Copy each of these lines exactly as given, for every item below.

PROVIDED INFORMATION:
────────────────────

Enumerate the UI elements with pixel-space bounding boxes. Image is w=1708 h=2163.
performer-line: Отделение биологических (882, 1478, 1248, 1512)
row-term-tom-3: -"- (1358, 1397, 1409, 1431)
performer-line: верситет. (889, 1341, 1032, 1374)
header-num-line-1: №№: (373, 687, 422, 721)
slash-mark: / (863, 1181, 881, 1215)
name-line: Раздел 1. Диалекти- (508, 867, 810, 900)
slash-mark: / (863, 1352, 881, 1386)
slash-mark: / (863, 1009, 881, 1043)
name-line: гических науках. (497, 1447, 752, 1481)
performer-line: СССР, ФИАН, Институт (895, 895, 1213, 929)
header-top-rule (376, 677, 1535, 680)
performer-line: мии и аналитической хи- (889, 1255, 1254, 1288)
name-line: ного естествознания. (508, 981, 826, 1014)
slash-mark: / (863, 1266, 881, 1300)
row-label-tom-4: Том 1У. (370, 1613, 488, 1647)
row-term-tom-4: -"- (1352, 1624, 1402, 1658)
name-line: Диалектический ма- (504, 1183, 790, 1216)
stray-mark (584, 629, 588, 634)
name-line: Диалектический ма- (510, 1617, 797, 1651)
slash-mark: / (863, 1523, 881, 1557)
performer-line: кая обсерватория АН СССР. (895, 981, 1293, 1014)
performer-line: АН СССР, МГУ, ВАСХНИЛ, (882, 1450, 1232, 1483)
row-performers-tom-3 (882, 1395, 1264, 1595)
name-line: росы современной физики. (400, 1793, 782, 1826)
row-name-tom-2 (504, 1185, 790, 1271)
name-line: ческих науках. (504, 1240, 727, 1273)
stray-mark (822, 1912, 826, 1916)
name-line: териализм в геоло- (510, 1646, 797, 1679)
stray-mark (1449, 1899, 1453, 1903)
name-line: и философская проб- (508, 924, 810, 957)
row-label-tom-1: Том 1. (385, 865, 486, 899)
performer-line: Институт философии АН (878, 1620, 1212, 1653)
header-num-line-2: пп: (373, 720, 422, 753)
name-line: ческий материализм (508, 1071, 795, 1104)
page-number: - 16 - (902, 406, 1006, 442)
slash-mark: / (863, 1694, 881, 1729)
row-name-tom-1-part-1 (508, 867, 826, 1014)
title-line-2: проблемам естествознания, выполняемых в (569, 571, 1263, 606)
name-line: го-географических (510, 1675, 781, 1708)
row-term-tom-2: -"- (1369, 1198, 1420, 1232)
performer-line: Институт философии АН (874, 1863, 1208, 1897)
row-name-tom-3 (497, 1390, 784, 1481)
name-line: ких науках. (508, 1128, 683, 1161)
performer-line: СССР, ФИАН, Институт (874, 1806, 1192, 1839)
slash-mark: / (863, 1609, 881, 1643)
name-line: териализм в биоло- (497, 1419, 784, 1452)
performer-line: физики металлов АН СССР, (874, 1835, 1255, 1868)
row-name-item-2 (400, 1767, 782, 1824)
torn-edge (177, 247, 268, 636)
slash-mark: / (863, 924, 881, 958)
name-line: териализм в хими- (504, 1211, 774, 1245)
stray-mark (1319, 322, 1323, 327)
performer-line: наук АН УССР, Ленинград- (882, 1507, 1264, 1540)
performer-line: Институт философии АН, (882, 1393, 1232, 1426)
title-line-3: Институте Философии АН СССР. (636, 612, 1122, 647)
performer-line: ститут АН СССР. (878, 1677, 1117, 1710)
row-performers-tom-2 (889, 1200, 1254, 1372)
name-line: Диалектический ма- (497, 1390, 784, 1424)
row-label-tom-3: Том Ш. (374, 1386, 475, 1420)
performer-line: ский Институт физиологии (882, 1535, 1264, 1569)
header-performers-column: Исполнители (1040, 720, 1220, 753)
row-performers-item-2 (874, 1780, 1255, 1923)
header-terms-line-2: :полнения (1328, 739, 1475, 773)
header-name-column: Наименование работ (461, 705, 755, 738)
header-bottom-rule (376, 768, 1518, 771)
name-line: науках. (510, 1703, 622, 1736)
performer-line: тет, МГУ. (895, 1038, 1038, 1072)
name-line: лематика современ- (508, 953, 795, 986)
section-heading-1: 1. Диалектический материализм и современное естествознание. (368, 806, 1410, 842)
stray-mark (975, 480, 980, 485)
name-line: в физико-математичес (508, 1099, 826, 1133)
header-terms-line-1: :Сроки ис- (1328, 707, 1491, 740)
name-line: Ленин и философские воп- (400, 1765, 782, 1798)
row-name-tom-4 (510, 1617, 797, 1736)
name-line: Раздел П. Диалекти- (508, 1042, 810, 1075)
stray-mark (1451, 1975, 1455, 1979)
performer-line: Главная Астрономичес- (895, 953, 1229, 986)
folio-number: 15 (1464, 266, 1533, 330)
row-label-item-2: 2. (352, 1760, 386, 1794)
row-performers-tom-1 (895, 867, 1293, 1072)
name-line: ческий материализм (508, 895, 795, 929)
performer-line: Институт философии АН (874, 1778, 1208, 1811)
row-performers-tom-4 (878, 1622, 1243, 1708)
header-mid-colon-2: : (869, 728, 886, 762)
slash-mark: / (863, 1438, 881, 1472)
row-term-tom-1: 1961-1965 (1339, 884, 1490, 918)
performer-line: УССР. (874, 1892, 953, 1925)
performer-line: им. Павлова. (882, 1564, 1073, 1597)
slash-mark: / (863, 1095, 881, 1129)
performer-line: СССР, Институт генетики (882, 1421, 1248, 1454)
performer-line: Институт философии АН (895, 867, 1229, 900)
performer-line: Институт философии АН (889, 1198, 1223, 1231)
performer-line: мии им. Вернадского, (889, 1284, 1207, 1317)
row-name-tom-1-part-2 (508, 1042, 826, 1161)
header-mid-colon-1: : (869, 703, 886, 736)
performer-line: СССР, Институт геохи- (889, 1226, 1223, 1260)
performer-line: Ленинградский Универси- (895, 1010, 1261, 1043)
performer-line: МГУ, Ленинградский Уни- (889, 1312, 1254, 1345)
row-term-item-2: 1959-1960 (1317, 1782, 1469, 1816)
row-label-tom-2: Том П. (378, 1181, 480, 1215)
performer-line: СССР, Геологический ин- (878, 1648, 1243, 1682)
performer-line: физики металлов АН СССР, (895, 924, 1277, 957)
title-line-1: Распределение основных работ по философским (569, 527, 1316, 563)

────────────────────

WORKED ANSWER:
Enumerate the UI elements with pixel-space bounding boxes. Image is w=1708 h=2163.
performer-line: Отделение биологических (882, 1478, 1248, 1512)
row-term-tom-3: -"- (1358, 1397, 1409, 1431)
performer-line: верситет. (889, 1341, 1032, 1374)
header-num-line-1: №№: (373, 687, 422, 721)
slash-mark: / (863, 1181, 881, 1215)
name-line: Раздел 1. Диалекти- (508, 867, 810, 900)
slash-mark: / (863, 1352, 881, 1386)
slash-mark: / (863, 1009, 881, 1043)
name-line: гических науках. (497, 1447, 752, 1481)
performer-line: СССР, ФИАН, Институт (895, 895, 1213, 929)
header-top-rule (376, 677, 1535, 680)
performer-line: мии и аналитической хи- (889, 1255, 1254, 1288)
name-line: ного естествознания. (508, 981, 826, 1014)
slash-mark: / (863, 1266, 881, 1300)
row-label-tom-4: Том 1У. (370, 1613, 488, 1647)
row-term-tom-4: -"- (1352, 1624, 1402, 1658)
name-line: Диалектический ма- (504, 1183, 790, 1216)
stray-mark (584, 629, 588, 634)
name-line: Диалектический ма- (510, 1617, 797, 1651)
slash-mark: / (863, 1523, 881, 1557)
performer-line: кая обсерватория АН СССР. (895, 981, 1293, 1014)
performer-line: АН СССР, МГУ, ВАСХНИЛ, (882, 1450, 1232, 1483)
row-performers-tom-3 (882, 1395, 1264, 1595)
name-line: росы современной физики. (400, 1793, 782, 1826)
row-name-tom-2 (504, 1185, 790, 1271)
name-line: ческих науках. (504, 1240, 727, 1273)
stray-mark (822, 1912, 826, 1916)
name-line: териализм в геоло- (510, 1646, 797, 1679)
stray-mark (1449, 1899, 1453, 1903)
name-line: и философская проб- (508, 924, 810, 957)
row-label-tom-1: Том 1. (385, 865, 486, 899)
performer-line: Институт философии АН (878, 1620, 1212, 1653)
header-num-line-2: пп: (373, 720, 422, 753)
name-line: ческий материализм (508, 1071, 795, 1104)
page-number: - 16 - (902, 406, 1006, 442)
slash-mark: / (863, 1694, 881, 1729)
row-name-tom-1-part-1 (508, 867, 826, 1014)
title-line-2: проблемам естествознания, выполняемых в (569, 571, 1263, 606)
name-line: го-географических (510, 1675, 781, 1708)
row-term-tom-2: -"- (1369, 1198, 1420, 1232)
performer-line: Институт философии АН (874, 1863, 1208, 1897)
row-name-tom-3 (497, 1390, 784, 1481)
name-line: ких науках. (508, 1128, 683, 1161)
performer-line: СССР, ФИАН, Институт (874, 1806, 1192, 1839)
slash-mark: / (863, 1609, 881, 1643)
name-line: териализм в биоло- (497, 1419, 784, 1452)
performer-line: физики металлов АН СССР, (874, 1835, 1255, 1868)
row-name-item-2 (400, 1767, 782, 1824)
torn-edge (177, 247, 268, 636)
slash-mark: / (863, 924, 881, 958)
name-line: териализм в хими- (504, 1211, 774, 1245)
stray-mark (1319, 322, 1323, 327)
performer-line: наук АН УССР, Ленинград- (882, 1507, 1264, 1540)
performer-line: Институт философии АН, (882, 1393, 1232, 1426)
title-line-3: Институте Философии АН СССР. (636, 612, 1122, 647)
performer-line: ститут АН СССР. (878, 1677, 1117, 1710)
row-performers-tom-2 (889, 1200, 1254, 1372)
name-line: Диалектический ма- (497, 1390, 784, 1424)
row-label-tom-3: Том Ш. (374, 1386, 475, 1420)
performer-line: ский Институт физиологии (882, 1535, 1264, 1569)
header-performers-column: Исполнители (1040, 720, 1220, 753)
row-performers-item-2 (874, 1780, 1255, 1923)
header-terms-line-2: :полнения (1328, 739, 1475, 773)
header-name-column: Наименование работ (461, 705, 755, 738)
header-bottom-rule (376, 768, 1518, 771)
name-line: науках. (510, 1703, 622, 1736)
performer-line: тет, МГУ. (895, 1038, 1038, 1072)
name-line: лематика современ- (508, 953, 795, 986)
section-heading-1: 1. Диалектический материализм и современное естествознание. (368, 806, 1410, 842)
stray-mark (975, 480, 980, 485)
name-line: в физико-математичес (508, 1099, 826, 1133)
header-terms-line-1: :Сроки ис- (1328, 707, 1491, 740)
name-line: Ленин и философские воп- (400, 1765, 782, 1798)
row-name-tom-4 (510, 1617, 797, 1736)
name-line: Раздел П. Диалекти- (508, 1042, 810, 1075)
stray-mark (1451, 1975, 1455, 1979)
performer-line: Главная Астрономичес- (895, 953, 1229, 986)
folio-number: 15 (1464, 266, 1533, 330)
row-label-item-2: 2. (352, 1760, 386, 1794)
row-performers-tom-1 (895, 867, 1293, 1072)
name-line: ческий материализм (508, 895, 795, 929)
performer-line: Институт философии АН (874, 1778, 1208, 1811)
row-performers-tom-4 (878, 1622, 1243, 1708)
header-mid-colon-2: : (869, 728, 886, 762)
slash-mark: / (863, 1438, 881, 1472)
row-term-tom-1: 1961-1965 (1339, 884, 1490, 918)
performer-line: УССР. (874, 1892, 953, 1925)
performer-line: им. Павлова. (882, 1564, 1073, 1597)
slash-mark: / (863, 1095, 881, 1129)
performer-line: СССР, Институт генетики (882, 1421, 1248, 1454)
performer-line: Институт философии АН (895, 867, 1229, 900)
performer-line: Институт философии АН (889, 1198, 1223, 1231)
performer-line: мии им. Вернадского, (889, 1284, 1207, 1317)
row-name-tom-1-part-2 (508, 1042, 826, 1161)
header-mid-colon-1: : (869, 703, 886, 736)
performer-line: СССР, Институт геохи- (889, 1226, 1223, 1260)
performer-line: Ленинградский Универси- (895, 1010, 1261, 1043)
performer-line: МГУ, Ленинградский Уни- (889, 1312, 1254, 1345)
row-term-item-2: 1959-1960 (1317, 1782, 1469, 1816)
row-label-tom-2: Том П. (378, 1181, 480, 1215)
performer-line: СССР, Геологический ин- (878, 1648, 1243, 1682)
performer-line: физики металлов АН СССР, (895, 924, 1277, 957)
title-line-1: Распределение основных работ по философским (569, 527, 1316, 563)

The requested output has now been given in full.